▶ _COMPITI DA SVOLGERE_:
1. Trascrivi fedelmente la parte del brano sul livello del mare che comincia con "Lo scioglimento dei ghiacciai e" e termina con "la causa principale?".
2. Rispondi alle domande seguenti in base al brano sul livello del mare.
(a) Di quanti centimetri è aumentato in totale il livello globale del mare dal 1993?
(b) Per quale percentuale circa l'aumento del livello del mare nel 2024 è dipeso dall'acqua dello scioglimento dei ghiacciai?
(c) Presso quale laboratorio della NASA lavora Josh Willis?
3. Elenca tutti i combustibili fossili nominati nel brano sul livello del mare.

▶ _BRANO DA LEGGERE_:
□ □ □ □ □ □ □

Nel 2024, il livello globale del mare sta salendo a ritmi più veloci del previsto, con una crescita media annuale di 0,59 cm, superiore alla stima iniziale di 0,43 cm. Mentre lo scioglimento dei ghiacciai continua a contribuire a questo fenomeno, il principale responsabile dell’aumento del livello del mare risulta essere la dilatazione termica, causata dal riscaldamento degli oceani. Questo processo, che fino a pochi anni fa rappresentava solo un terzo dell’innalzamento, è diventato il principale motore di questo cambiamento, con un impatto diretto sulle zone costiere e sugli ecosistemi marini.
Un nuovo studio della NASA ha dimostrato che nel 2024 il livello globale del mare si è innalzando a ritmi maggiori rispetto al previsto. Un problema, quello dell’innalzamento degli oceani, che viene misurato da tempo, grazie a una serie di satelliti.
Josh Willis, ricercatore specializzato sulle misurazioni del livello del mare presso il Jet Propulsion Laboratory della NASA, ha spiegato che da quando, nel 1993, gli scienziati hanno cominciato a registrare l’altezza degli oceani grazie all’utilizzo dei dati dei satelliti, il tasso di innalzamento annuale del livello del mare è più che raddoppiato. In totale, il livello globale del mare è aumentato di 10 centimetri dal 1993.
Ma se l’aumento del livello del mare è un fenomeno conosciuto, ciò che sta preoccupando gli scienziati è un dato preciso: nel 2024 il livello degli oceani è cresciuto in media di 0,59 centimetri all’anno, rispetto al tasso previsto di 0,43 centimetri all’anno.

Un aumento del tasso di crescita del livello del mare che, secondo gli scienziati della NASA, non è spiegabile con la fusione dei ghiacciai. Attenzione, però, a pensare che essa non abbia inciso. Anzi.
Lo scioglimento dei ghiacciai e l’innalzamento del livello del mare
Secondo i dati raccolti, l’aumento del livello del mare nel 2024 è stato dovuto per il 33% circa proprio dall’immissione negli oceani di nuova acqua, quella proveniente dallo scioglimento dei ghiacciai dovuto all’aumento delle temperature.
Ancora una volta, quindi, ci troviamo di fronte a un fenomeno legato al riscaldamento globale: l’utilizzo da parte degli esseri umani di combustibili fossili come gas, petrolio e carbone fa aumentare la concentrazione nell’atmosfera dei cosiddetti gas serra (in primis l’anidride carbonica).
Questi gas, in concentrazioni così elevate, fanno aumentare la temperatura media globale provocando, tra le altre cose, lo scioglimento dei ghiacciai.
Ma se lo scioglimento dei ghiacciai ha inciso solo per un terzo sull’aumento del livello del mare nel 2024, qual è stata la causa principale?

□ □ □ □ □ □ □

Dati di analisi dell'impaginazione:
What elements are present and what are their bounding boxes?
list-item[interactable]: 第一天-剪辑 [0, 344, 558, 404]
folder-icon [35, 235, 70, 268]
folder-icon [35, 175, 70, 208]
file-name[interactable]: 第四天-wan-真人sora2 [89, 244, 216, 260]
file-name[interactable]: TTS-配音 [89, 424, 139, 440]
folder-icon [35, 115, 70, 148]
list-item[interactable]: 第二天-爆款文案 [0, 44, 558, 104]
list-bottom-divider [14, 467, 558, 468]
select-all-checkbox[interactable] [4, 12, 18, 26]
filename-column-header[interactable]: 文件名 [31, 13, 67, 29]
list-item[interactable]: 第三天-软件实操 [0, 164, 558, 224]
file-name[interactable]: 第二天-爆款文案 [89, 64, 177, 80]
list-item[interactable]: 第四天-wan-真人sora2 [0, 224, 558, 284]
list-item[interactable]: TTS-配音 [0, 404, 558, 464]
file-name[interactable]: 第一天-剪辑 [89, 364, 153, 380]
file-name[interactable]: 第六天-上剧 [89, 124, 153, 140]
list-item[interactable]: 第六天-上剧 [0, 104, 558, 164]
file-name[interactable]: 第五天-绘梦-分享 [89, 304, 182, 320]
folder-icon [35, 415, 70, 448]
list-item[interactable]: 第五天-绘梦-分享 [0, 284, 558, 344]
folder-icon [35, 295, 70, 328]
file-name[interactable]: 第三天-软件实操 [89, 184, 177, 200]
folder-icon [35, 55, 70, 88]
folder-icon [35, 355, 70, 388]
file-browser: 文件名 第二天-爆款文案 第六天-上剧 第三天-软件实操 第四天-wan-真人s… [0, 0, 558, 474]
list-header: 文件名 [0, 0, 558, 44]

□ □ □ □ □ □ □

▶ _SOLUZIONI_:
1.
Lo scioglimento dei ghiacciai e l’innalzamento del livello del mare
Secondo i dati raccolti, l’aumento del livello del mare nel 2024 è stato dovuto per il 33% circa proprio dall’immissione negli oceani di nuova acqua, quella proveniente dallo scioglimento dei ghiacciai dovuto all’aumento delle temperature.
Ancora una volta, quindi, ci troviamo di fronte a un fenomeno legato al riscaldamento globale: l’utilizzo da parte degli esseri umani di combustibili fossili come gas, petrolio e carbone fa aumentare la concentrazione nell’atmosfera dei cosiddetti gas serra (in primis l’anidride carbonica).
Questi gas, in concentrazioni così elevate, fanno aumentare la temperatura media globale provocando, tra le altre cose, lo scioglimento dei ghiacciai.
Ma se lo scioglimento dei ghiacciai ha inciso solo per un terzo sull’aumento del livello del mare nel 2024, qual è stata la causa principale?

2.
(a) 10 centimetri.
(b) Il 33% circa.
(c) Il Jet Propulsion Laboratory.

3. Gas, petrolio, carbone.